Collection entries
* start *

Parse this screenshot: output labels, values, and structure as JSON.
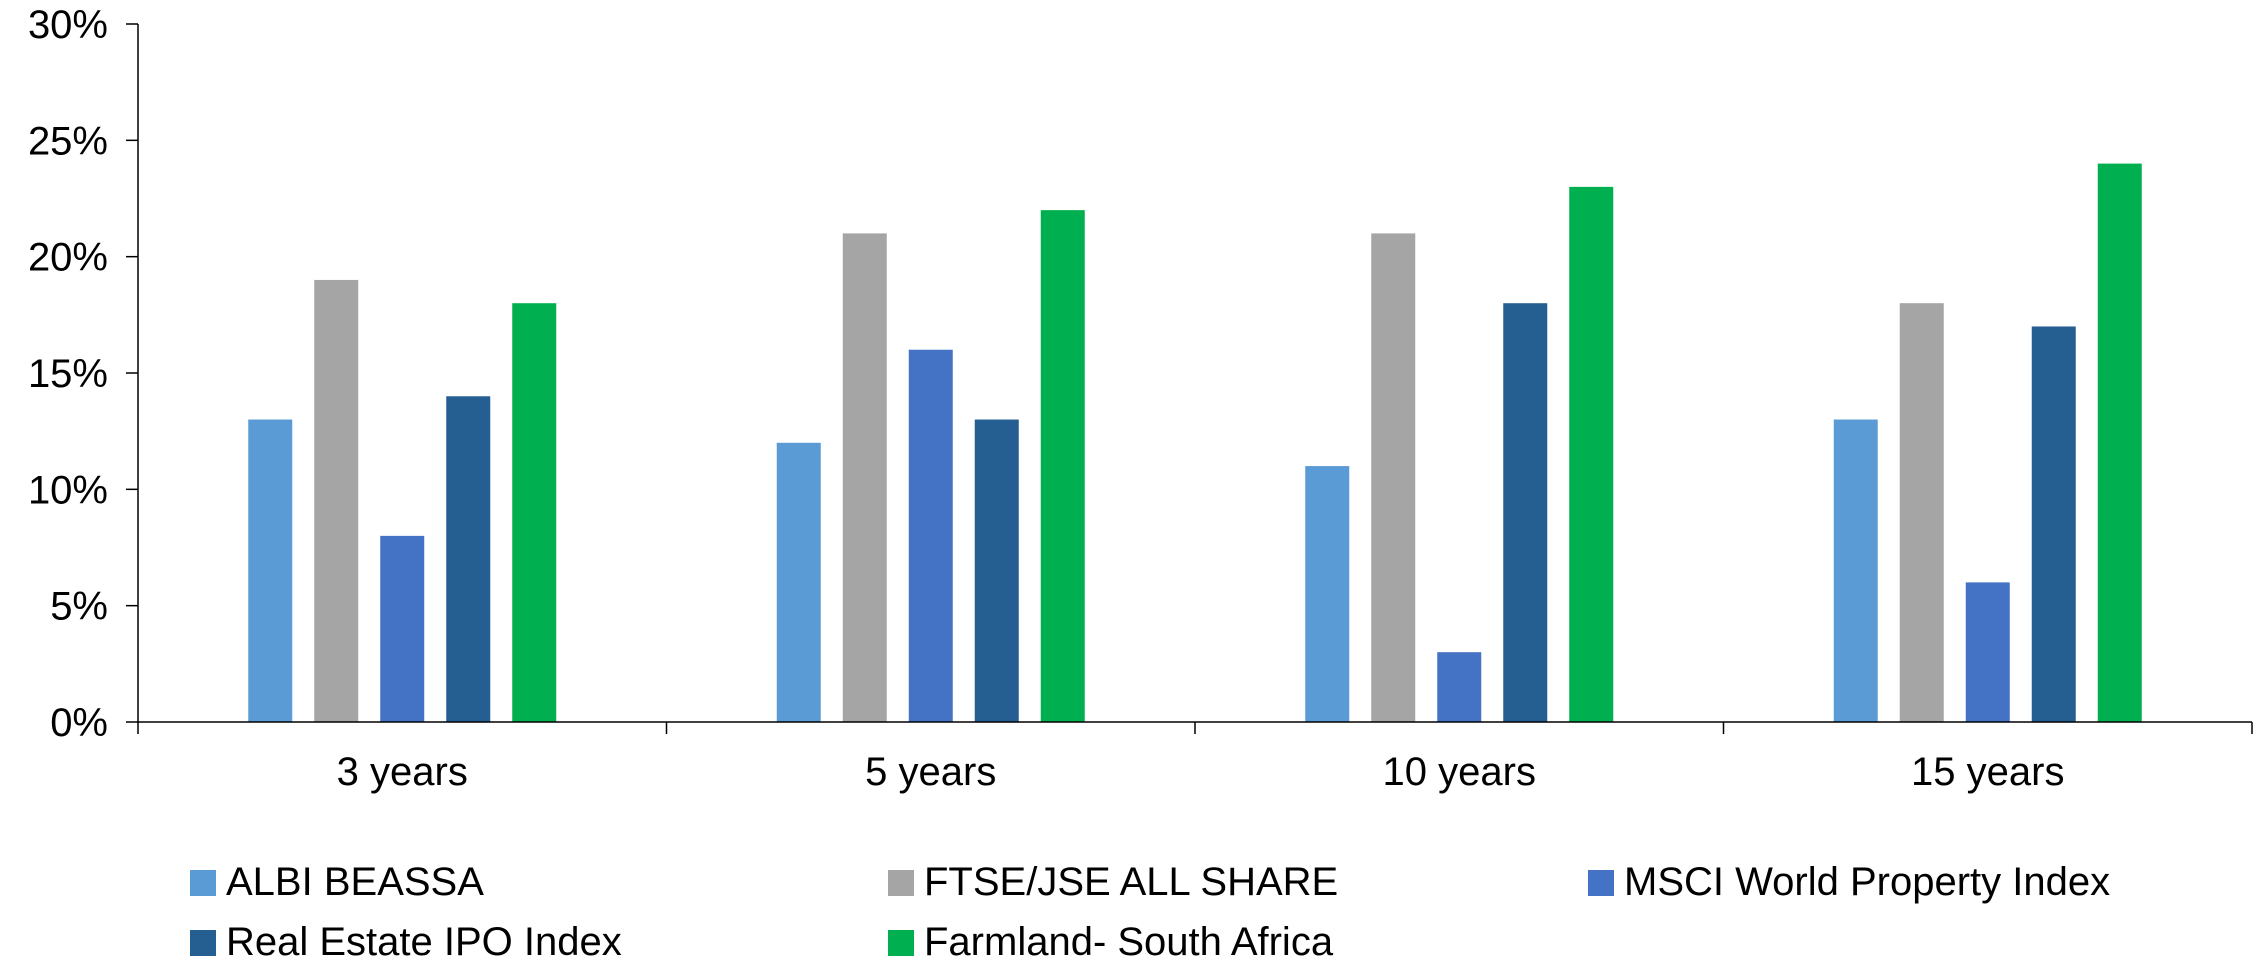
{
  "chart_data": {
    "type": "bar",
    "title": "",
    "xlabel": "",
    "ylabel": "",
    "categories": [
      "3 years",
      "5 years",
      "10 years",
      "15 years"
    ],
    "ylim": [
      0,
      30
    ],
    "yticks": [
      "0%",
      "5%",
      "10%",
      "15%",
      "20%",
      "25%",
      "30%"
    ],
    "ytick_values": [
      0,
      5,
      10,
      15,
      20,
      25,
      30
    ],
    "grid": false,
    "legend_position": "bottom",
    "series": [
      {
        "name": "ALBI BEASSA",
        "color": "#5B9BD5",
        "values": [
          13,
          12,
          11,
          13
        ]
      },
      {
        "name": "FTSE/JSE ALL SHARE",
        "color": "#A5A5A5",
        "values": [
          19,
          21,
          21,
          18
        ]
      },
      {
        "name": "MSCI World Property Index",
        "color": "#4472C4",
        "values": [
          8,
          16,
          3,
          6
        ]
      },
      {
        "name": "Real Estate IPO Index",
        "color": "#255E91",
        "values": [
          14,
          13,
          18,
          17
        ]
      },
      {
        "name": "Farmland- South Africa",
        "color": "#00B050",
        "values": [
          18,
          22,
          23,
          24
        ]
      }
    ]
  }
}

* end *
* start *

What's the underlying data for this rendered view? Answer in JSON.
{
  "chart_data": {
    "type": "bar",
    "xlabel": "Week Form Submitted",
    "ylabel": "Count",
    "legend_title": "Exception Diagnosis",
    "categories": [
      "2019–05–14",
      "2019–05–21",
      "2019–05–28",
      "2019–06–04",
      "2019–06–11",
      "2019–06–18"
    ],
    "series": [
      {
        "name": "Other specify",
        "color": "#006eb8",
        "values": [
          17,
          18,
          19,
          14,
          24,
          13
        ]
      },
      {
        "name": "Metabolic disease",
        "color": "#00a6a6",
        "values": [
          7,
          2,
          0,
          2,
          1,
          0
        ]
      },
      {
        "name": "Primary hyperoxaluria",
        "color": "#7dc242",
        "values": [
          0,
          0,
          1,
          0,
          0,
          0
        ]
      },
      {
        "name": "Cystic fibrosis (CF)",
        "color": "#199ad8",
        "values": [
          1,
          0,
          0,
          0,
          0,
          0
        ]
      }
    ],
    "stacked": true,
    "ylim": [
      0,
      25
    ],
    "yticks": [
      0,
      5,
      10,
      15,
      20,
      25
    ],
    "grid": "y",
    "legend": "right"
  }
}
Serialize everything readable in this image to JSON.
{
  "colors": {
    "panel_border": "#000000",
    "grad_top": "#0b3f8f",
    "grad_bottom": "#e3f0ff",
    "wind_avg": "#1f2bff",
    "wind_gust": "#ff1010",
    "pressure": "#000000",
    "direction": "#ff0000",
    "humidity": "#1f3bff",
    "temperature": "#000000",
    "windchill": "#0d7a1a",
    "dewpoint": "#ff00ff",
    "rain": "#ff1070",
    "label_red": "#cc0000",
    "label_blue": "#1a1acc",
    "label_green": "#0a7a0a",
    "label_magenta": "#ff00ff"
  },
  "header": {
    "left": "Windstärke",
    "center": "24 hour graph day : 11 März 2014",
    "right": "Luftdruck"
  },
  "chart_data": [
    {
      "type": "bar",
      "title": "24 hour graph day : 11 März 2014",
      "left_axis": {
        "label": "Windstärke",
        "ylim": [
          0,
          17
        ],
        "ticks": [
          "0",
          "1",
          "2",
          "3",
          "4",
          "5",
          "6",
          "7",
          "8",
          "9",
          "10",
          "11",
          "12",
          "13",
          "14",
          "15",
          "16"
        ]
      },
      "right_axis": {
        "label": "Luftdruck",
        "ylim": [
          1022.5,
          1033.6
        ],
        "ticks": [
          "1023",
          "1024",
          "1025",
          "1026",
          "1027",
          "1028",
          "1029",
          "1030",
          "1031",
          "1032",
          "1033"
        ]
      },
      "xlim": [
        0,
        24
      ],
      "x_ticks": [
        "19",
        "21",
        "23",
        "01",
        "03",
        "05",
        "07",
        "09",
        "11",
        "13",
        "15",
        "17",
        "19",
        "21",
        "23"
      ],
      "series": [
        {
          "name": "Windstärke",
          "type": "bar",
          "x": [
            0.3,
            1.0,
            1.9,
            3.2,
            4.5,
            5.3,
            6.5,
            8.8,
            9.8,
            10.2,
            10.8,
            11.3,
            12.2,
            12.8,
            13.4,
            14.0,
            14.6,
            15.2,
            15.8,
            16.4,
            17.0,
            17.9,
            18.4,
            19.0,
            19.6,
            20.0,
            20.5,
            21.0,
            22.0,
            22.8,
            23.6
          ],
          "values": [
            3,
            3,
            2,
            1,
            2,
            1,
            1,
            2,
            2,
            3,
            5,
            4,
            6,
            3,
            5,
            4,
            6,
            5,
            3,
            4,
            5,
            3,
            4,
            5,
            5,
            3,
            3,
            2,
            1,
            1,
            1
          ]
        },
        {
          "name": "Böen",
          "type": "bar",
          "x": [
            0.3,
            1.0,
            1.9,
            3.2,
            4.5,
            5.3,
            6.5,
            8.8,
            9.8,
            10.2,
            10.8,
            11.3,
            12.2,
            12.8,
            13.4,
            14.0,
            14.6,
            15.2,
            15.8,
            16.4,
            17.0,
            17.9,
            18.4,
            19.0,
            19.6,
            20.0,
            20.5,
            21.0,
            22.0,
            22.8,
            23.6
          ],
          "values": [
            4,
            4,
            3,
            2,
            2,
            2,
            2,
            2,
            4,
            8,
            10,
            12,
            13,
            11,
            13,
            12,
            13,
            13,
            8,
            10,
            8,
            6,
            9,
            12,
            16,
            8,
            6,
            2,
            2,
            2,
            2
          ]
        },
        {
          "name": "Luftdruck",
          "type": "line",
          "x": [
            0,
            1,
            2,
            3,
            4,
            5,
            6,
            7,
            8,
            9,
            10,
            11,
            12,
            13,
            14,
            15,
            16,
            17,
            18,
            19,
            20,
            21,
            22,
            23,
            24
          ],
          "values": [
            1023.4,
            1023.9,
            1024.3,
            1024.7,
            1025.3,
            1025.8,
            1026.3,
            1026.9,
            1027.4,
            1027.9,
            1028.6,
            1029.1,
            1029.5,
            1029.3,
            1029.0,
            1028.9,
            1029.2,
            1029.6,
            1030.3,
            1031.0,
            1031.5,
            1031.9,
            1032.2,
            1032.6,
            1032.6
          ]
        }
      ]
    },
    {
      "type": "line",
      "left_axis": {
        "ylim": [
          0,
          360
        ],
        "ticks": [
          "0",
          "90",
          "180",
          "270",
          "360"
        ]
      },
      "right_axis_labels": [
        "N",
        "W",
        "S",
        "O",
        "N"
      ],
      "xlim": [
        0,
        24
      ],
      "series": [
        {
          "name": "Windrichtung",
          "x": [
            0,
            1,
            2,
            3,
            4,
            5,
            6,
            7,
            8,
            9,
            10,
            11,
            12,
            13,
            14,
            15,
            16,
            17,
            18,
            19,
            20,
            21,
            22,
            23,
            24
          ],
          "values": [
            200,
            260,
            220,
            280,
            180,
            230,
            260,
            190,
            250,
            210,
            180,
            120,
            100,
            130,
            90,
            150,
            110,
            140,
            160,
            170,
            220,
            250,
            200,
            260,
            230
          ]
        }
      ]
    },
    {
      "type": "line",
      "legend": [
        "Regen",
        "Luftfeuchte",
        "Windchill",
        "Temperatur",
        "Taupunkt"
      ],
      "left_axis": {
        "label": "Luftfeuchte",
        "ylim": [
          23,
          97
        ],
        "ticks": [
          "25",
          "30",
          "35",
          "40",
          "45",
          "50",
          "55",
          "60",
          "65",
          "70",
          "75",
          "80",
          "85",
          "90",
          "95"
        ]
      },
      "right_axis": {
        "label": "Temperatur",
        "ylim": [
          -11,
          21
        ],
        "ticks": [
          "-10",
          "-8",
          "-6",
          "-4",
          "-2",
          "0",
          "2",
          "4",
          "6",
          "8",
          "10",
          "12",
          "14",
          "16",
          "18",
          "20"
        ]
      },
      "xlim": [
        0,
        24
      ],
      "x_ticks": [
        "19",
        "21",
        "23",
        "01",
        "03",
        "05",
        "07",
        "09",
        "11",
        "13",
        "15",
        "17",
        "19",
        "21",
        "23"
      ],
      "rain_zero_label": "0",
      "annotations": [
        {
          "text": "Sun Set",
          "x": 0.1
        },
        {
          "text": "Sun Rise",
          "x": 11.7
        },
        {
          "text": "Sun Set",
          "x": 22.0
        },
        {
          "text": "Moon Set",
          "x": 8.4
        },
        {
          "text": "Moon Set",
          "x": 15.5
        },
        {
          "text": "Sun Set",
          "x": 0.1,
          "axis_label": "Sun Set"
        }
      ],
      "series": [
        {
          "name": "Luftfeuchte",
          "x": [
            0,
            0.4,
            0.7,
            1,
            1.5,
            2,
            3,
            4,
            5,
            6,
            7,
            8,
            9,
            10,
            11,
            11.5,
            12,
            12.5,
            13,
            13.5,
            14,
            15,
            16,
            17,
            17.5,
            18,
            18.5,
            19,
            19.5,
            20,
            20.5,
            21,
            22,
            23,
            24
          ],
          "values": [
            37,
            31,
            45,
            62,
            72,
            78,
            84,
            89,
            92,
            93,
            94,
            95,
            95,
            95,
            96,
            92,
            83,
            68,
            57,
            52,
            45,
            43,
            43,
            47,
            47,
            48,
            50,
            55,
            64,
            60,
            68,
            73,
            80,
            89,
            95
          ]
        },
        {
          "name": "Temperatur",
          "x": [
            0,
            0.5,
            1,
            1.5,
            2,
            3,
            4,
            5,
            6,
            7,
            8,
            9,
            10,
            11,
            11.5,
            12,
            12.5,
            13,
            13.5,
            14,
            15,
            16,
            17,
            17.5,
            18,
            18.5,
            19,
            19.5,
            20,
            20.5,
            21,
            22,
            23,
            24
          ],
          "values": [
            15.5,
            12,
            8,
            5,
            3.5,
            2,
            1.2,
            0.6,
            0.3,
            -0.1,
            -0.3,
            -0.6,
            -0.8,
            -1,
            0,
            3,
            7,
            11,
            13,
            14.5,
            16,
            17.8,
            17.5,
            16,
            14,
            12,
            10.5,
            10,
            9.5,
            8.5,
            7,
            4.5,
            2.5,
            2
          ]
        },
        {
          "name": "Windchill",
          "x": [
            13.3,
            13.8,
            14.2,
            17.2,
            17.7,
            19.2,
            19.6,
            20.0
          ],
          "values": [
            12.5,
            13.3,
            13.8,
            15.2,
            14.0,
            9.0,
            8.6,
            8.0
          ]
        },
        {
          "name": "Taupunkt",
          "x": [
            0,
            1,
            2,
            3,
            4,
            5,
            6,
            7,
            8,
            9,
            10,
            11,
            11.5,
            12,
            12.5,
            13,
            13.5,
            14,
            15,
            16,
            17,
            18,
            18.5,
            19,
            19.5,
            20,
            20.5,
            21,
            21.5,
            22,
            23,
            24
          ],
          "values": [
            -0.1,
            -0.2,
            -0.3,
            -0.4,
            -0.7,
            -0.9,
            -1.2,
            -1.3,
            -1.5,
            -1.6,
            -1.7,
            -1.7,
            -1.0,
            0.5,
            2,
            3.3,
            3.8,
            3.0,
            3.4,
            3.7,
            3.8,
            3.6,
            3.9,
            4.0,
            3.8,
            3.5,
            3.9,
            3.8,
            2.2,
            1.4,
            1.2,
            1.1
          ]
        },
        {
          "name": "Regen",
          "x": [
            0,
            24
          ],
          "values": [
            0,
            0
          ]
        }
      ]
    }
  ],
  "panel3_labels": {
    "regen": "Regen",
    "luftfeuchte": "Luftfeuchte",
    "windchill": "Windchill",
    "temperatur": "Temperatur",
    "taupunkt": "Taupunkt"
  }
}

* end *

Aim » Collect every line from the records above that contains the word "JSON".

Task response »
Parse this screenshot: output labels, values, and structure as JSON.
What's the underlying data for this rendered view? Answer in JSON.
Serialize everything readable in this image to JSON.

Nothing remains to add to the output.